Transcribe everything in the data word for word. Pictures are left out.
# # # # # # #
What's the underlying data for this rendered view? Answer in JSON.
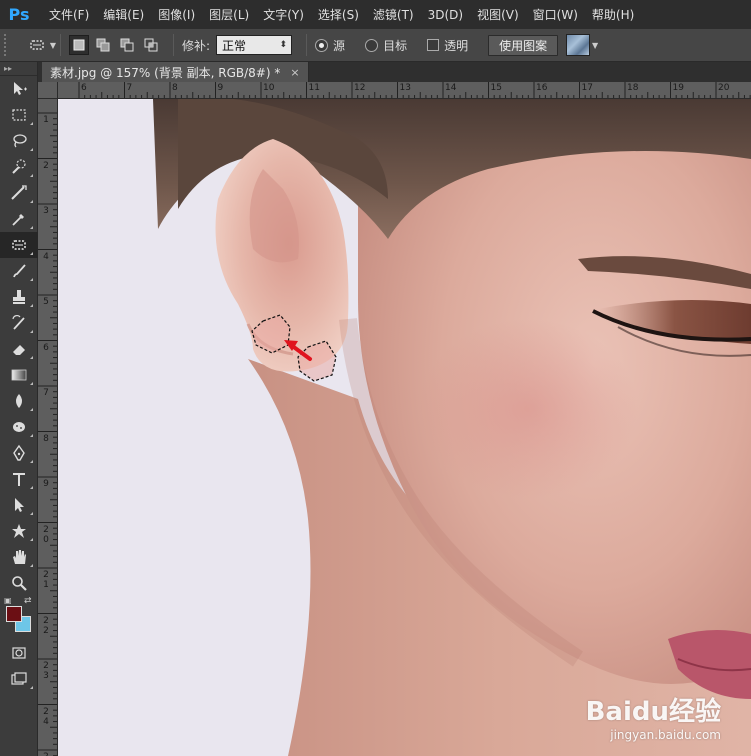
{
  "app": {
    "logo": "Ps"
  },
  "menu": [
    "文件(F)",
    "编辑(E)",
    "图像(I)",
    "图层(L)",
    "文字(Y)",
    "选择(S)",
    "滤镜(T)",
    "3D(D)",
    "视图(V)",
    "窗口(W)",
    "帮助(H)"
  ],
  "options": {
    "patch_label": "修补:",
    "patch_mode": "正常",
    "source_label": "源",
    "target_label": "目标",
    "transparent_label": "透明",
    "use_pattern_label": "使用图案"
  },
  "document": {
    "tab_title": "素材.jpg @ 157% (背景 副本, RGB/8#) *",
    "close_glyph": "×"
  },
  "rulers": {
    "top": [
      "6",
      "7",
      "8",
      "9",
      "10",
      "11",
      "12",
      "13",
      "14",
      "15",
      "16",
      "17",
      "18",
      "19",
      "20"
    ],
    "left": [
      "1",
      "2",
      "3",
      "4",
      "5",
      "6",
      "7",
      "8",
      "9",
      "20",
      "21",
      "22",
      "23",
      "24",
      "25"
    ]
  },
  "colors": {
    "foreground": "#6b0f14",
    "background": "#6dc6e8",
    "arrow": "#e0141e"
  },
  "watermark": {
    "title": "Baidu经验",
    "url": "jingyan.baidu.com"
  }
}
# # # # # # #
Task output:
What's the underlying data for this rendered view? Answer in JSON.
{
  "app": {
    "logo": "Ps"
  },
  "menu": [
    "文件(F)",
    "编辑(E)",
    "图像(I)",
    "图层(L)",
    "文字(Y)",
    "选择(S)",
    "滤镜(T)",
    "3D(D)",
    "视图(V)",
    "窗口(W)",
    "帮助(H)"
  ],
  "options": {
    "patch_label": "修补:",
    "patch_mode": "正常",
    "source_label": "源",
    "target_label": "目标",
    "transparent_label": "透明",
    "use_pattern_label": "使用图案"
  },
  "document": {
    "tab_title": "素材.jpg @ 157% (背景 副本, RGB/8#) *",
    "close_glyph": "×"
  },
  "rulers": {
    "top": [
      "6",
      "7",
      "8",
      "9",
      "10",
      "11",
      "12",
      "13",
      "14",
      "15",
      "16",
      "17",
      "18",
      "19",
      "20"
    ],
    "left": [
      "1",
      "2",
      "3",
      "4",
      "5",
      "6",
      "7",
      "8",
      "9",
      "20",
      "21",
      "22",
      "23",
      "24",
      "25"
    ]
  },
  "colors": {
    "foreground": "#6b0f14",
    "background": "#6dc6e8",
    "arrow": "#e0141e"
  },
  "watermark": {
    "title": "Baidu经验",
    "url": "jingyan.baidu.com"
  }
}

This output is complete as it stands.